- [What is needed]: Set down each entry from the block beneath, exactly as written.

Stored data entries
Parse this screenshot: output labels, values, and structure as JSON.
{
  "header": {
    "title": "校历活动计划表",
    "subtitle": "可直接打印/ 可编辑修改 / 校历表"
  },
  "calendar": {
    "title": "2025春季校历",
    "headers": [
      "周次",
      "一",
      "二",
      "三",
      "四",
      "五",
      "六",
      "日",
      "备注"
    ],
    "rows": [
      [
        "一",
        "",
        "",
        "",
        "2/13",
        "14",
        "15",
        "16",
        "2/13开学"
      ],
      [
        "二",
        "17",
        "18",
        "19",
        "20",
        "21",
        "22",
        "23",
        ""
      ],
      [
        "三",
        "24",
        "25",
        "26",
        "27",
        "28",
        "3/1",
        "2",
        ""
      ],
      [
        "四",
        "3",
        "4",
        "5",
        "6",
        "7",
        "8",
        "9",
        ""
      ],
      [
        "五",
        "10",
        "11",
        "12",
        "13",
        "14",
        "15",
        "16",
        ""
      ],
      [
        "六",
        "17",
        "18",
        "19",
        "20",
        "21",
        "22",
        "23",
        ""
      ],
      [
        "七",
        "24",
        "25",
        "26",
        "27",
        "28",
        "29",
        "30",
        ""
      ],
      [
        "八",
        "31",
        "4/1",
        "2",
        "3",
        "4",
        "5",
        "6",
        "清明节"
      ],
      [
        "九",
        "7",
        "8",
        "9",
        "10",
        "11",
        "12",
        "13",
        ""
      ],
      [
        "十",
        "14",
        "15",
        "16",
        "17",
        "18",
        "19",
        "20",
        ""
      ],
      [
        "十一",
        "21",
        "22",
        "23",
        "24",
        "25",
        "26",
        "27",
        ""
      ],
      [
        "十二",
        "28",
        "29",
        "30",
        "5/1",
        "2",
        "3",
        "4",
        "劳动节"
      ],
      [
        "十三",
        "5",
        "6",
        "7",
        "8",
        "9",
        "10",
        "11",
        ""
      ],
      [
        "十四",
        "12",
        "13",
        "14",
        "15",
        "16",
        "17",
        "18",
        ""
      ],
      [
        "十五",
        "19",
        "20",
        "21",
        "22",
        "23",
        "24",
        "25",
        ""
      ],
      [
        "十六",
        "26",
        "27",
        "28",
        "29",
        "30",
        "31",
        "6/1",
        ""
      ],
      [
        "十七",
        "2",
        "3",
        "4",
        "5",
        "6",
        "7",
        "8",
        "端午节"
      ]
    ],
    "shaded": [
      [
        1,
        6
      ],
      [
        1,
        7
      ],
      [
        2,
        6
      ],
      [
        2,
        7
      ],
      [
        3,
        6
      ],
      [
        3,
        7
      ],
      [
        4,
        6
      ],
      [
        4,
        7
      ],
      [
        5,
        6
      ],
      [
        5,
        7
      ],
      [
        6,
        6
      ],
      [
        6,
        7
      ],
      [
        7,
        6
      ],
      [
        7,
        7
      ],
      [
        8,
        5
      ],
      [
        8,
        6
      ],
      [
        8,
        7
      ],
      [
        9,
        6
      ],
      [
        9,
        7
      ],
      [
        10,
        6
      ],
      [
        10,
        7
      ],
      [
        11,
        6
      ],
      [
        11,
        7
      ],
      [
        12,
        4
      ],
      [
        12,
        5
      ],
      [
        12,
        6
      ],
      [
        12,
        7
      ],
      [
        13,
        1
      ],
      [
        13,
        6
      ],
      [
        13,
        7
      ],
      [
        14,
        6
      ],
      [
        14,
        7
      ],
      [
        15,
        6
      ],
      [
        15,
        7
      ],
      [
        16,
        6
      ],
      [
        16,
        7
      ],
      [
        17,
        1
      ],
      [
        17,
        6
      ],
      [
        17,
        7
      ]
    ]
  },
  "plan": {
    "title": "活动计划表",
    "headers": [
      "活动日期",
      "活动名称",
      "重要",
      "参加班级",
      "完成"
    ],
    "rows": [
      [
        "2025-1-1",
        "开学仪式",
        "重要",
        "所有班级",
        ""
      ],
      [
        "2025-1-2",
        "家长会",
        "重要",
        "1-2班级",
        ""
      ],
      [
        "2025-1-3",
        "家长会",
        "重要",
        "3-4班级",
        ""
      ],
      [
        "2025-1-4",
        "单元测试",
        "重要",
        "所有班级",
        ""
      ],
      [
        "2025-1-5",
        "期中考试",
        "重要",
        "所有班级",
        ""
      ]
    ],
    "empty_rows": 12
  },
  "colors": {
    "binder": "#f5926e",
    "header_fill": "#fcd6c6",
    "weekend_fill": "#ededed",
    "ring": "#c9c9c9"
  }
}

- [Worked answer]:
Parse this screenshot: output labels, values, and structure as JSON.
{
  "header": {
    "title": "校历活动计划表",
    "subtitle": "可直接打印/ 可编辑修改 / 校历表"
  },
  "calendar": {
    "title": "2025春季校历",
    "headers": [
      "周次",
      "一",
      "二",
      "三",
      "四",
      "五",
      "六",
      "日",
      "备注"
    ],
    "rows": [
      [
        "一",
        "",
        "",
        "",
        "2/13",
        "14",
        "15",
        "16",
        "2/13开学"
      ],
      [
        "二",
        "17",
        "18",
        "19",
        "20",
        "21",
        "22",
        "23",
        ""
      ],
      [
        "三",
        "24",
        "25",
        "26",
        "27",
        "28",
        "3/1",
        "2",
        ""
      ],
      [
        "四",
        "3",
        "4",
        "5",
        "6",
        "7",
        "8",
        "9",
        ""
      ],
      [
        "五",
        "10",
        "11",
        "12",
        "13",
        "14",
        "15",
        "16",
        ""
      ],
      [
        "六",
        "17",
        "18",
        "19",
        "20",
        "21",
        "22",
        "23",
        ""
      ],
      [
        "七",
        "24",
        "25",
        "26",
        "27",
        "28",
        "29",
        "30",
        ""
      ],
      [
        "八",
        "31",
        "4/1",
        "2",
        "3",
        "4",
        "5",
        "6",
        "清明节"
      ],
      [
        "九",
        "7",
        "8",
        "9",
        "10",
        "11",
        "12",
        "13",
        ""
      ],
      [
        "十",
        "14",
        "15",
        "16",
        "17",
        "18",
        "19",
        "20",
        ""
      ],
      [
        "十一",
        "21",
        "22",
        "23",
        "24",
        "25",
        "26",
        "27",
        ""
      ],
      [
        "十二",
        "28",
        "29",
        "30",
        "5/1",
        "2",
        "3",
        "4",
        "劳动节"
      ],
      [
        "十三",
        "5",
        "6",
        "7",
        "8",
        "9",
        "10",
        "11",
        ""
      ],
      [
        "十四",
        "12",
        "13",
        "14",
        "15",
        "16",
        "17",
        "18",
        ""
      ],
      [
        "十五",
        "19",
        "20",
        "21",
        "22",
        "23",
        "24",
        "25",
        ""
      ],
      [
        "十六",
        "26",
        "27",
        "28",
        "29",
        "30",
        "31",
        "6/1",
        ""
      ],
      [
        "十七",
        "2",
        "3",
        "4",
        "5",
        "6",
        "7",
        "8",
        "端午节"
      ]
    ],
    "shaded": [
      [
        1,
        6
      ],
      [
        1,
        7
      ],
      [
        2,
        6
      ],
      [
        2,
        7
      ],
      [
        3,
        6
      ],
      [
        3,
        7
      ],
      [
        4,
        6
      ],
      [
        4,
        7
      ],
      [
        5,
        6
      ],
      [
        5,
        7
      ],
      [
        6,
        6
      ],
      [
        6,
        7
      ],
      [
        7,
        6
      ],
      [
        7,
        7
      ],
      [
        8,
        5
      ],
      [
        8,
        6
      ],
      [
        8,
        7
      ],
      [
        9,
        6
      ],
      [
        9,
        7
      ],
      [
        10,
        6
      ],
      [
        10,
        7
      ],
      [
        11,
        6
      ],
      [
        11,
        7
      ],
      [
        12,
        4
      ],
      [
        12,
        5
      ],
      [
        12,
        6
      ],
      [
        12,
        7
      ],
      [
        13,
        1
      ],
      [
        13,
        6
      ],
      [
        13,
        7
      ],
      [
        14,
        6
      ],
      [
        14,
        7
      ],
      [
        15,
        6
      ],
      [
        15,
        7
      ],
      [
        16,
        6
      ],
      [
        16,
        7
      ],
      [
        17,
        1
      ],
      [
        17,
        6
      ],
      [
        17,
        7
      ]
    ]
  },
  "plan": {
    "title": "活动计划表",
    "headers": [
      "活动日期",
      "活动名称",
      "重要",
      "参加班级",
      "完成"
    ],
    "rows": [
      [
        "2025-1-1",
        "开学仪式",
        "重要",
        "所有班级",
        ""
      ],
      [
        "2025-1-2",
        "家长会",
        "重要",
        "1-2班级",
        ""
      ],
      [
        "2025-1-3",
        "家长会",
        "重要",
        "3-4班级",
        ""
      ],
      [
        "2025-1-4",
        "单元测试",
        "重要",
        "所有班级",
        ""
      ],
      [
        "2025-1-5",
        "期中考试",
        "重要",
        "所有班级",
        ""
      ]
    ],
    "empty_rows": 12
  },
  "colors": {
    "binder": "#f5926e",
    "header_fill": "#fcd6c6",
    "weekend_fill": "#ededed",
    "ring": "#c9c9c9"
  }
}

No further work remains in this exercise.